Problem to solve
Quote each line of the material verbatim, without the pictures.

Given information
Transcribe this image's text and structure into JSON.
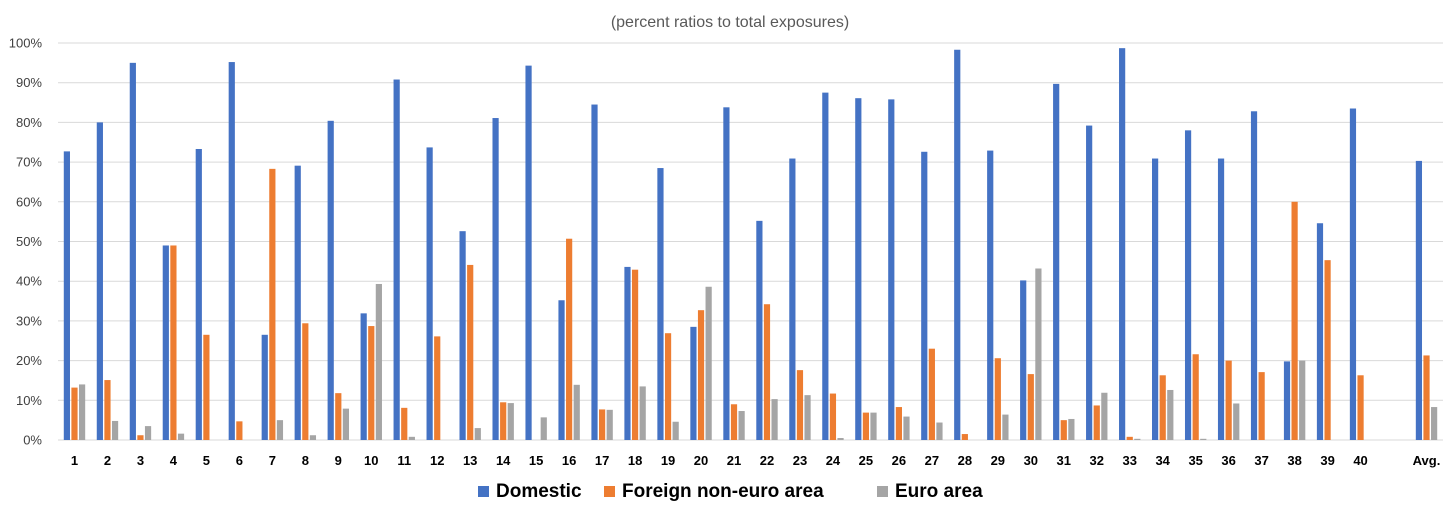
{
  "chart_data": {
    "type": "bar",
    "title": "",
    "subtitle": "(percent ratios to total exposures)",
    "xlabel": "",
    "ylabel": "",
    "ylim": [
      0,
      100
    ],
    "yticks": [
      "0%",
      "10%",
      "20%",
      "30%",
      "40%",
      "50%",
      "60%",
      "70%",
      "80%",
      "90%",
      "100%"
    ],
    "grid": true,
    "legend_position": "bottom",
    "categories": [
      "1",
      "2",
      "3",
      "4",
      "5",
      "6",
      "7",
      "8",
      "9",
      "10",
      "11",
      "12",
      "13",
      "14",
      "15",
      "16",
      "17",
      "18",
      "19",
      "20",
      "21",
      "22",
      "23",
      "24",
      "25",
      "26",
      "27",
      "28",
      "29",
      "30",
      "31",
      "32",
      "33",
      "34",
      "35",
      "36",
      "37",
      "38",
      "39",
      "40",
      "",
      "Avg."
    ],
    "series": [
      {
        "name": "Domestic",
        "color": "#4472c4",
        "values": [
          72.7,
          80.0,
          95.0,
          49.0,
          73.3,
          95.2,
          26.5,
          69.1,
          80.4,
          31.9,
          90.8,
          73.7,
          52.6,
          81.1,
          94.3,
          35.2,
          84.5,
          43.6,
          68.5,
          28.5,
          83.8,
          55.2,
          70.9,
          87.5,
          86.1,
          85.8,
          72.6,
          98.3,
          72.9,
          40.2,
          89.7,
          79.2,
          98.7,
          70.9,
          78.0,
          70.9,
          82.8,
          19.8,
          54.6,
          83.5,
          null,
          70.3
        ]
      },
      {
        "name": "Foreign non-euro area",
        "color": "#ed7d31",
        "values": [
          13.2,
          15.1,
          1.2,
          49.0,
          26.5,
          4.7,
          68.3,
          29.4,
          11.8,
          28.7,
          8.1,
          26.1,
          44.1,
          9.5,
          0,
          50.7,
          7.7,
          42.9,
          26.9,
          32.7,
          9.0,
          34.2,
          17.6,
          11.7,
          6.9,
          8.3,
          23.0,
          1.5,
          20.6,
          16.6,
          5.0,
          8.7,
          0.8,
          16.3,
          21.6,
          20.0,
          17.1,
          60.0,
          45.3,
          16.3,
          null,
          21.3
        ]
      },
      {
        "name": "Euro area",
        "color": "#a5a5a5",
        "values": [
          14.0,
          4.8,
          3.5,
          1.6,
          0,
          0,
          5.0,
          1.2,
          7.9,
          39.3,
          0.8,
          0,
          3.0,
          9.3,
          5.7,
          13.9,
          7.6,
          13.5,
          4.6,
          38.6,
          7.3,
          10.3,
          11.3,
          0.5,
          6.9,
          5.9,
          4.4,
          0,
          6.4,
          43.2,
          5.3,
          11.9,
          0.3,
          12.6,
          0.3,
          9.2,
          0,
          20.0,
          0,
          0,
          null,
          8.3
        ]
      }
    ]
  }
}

Output
Transcribe this image's text and structure into JSON.
{
  "chart_data": {
    "type": "bar",
    "title": "",
    "subtitle": "(percent ratios to total exposures)",
    "xlabel": "",
    "ylabel": "",
    "ylim": [
      0,
      100
    ],
    "yticks": [
      "0%",
      "10%",
      "20%",
      "30%",
      "40%",
      "50%",
      "60%",
      "70%",
      "80%",
      "90%",
      "100%"
    ],
    "grid": true,
    "legend_position": "bottom",
    "categories": [
      "1",
      "2",
      "3",
      "4",
      "5",
      "6",
      "7",
      "8",
      "9",
      "10",
      "11",
      "12",
      "13",
      "14",
      "15",
      "16",
      "17",
      "18",
      "19",
      "20",
      "21",
      "22",
      "23",
      "24",
      "25",
      "26",
      "27",
      "28",
      "29",
      "30",
      "31",
      "32",
      "33",
      "34",
      "35",
      "36",
      "37",
      "38",
      "39",
      "40",
      "",
      "Avg."
    ],
    "series": [
      {
        "name": "Domestic",
        "color": "#4472c4",
        "values": [
          72.7,
          80.0,
          95.0,
          49.0,
          73.3,
          95.2,
          26.5,
          69.1,
          80.4,
          31.9,
          90.8,
          73.7,
          52.6,
          81.1,
          94.3,
          35.2,
          84.5,
          43.6,
          68.5,
          28.5,
          83.8,
          55.2,
          70.9,
          87.5,
          86.1,
          85.8,
          72.6,
          98.3,
          72.9,
          40.2,
          89.7,
          79.2,
          98.7,
          70.9,
          78.0,
          70.9,
          82.8,
          19.8,
          54.6,
          83.5,
          null,
          70.3
        ]
      },
      {
        "name": "Foreign non-euro area",
        "color": "#ed7d31",
        "values": [
          13.2,
          15.1,
          1.2,
          49.0,
          26.5,
          4.7,
          68.3,
          29.4,
          11.8,
          28.7,
          8.1,
          26.1,
          44.1,
          9.5,
          0,
          50.7,
          7.7,
          42.9,
          26.9,
          32.7,
          9.0,
          34.2,
          17.6,
          11.7,
          6.9,
          8.3,
          23.0,
          1.5,
          20.6,
          16.6,
          5.0,
          8.7,
          0.8,
          16.3,
          21.6,
          20.0,
          17.1,
          60.0,
          45.3,
          16.3,
          null,
          21.3
        ]
      },
      {
        "name": "Euro area",
        "color": "#a5a5a5",
        "values": [
          14.0,
          4.8,
          3.5,
          1.6,
          0,
          0,
          5.0,
          1.2,
          7.9,
          39.3,
          0.8,
          0,
          3.0,
          9.3,
          5.7,
          13.9,
          7.6,
          13.5,
          4.6,
          38.6,
          7.3,
          10.3,
          11.3,
          0.5,
          6.9,
          5.9,
          4.4,
          0,
          6.4,
          43.2,
          5.3,
          11.9,
          0.3,
          12.6,
          0.3,
          9.2,
          0,
          20.0,
          0,
          0,
          null,
          8.3
        ]
      }
    ]
  }
}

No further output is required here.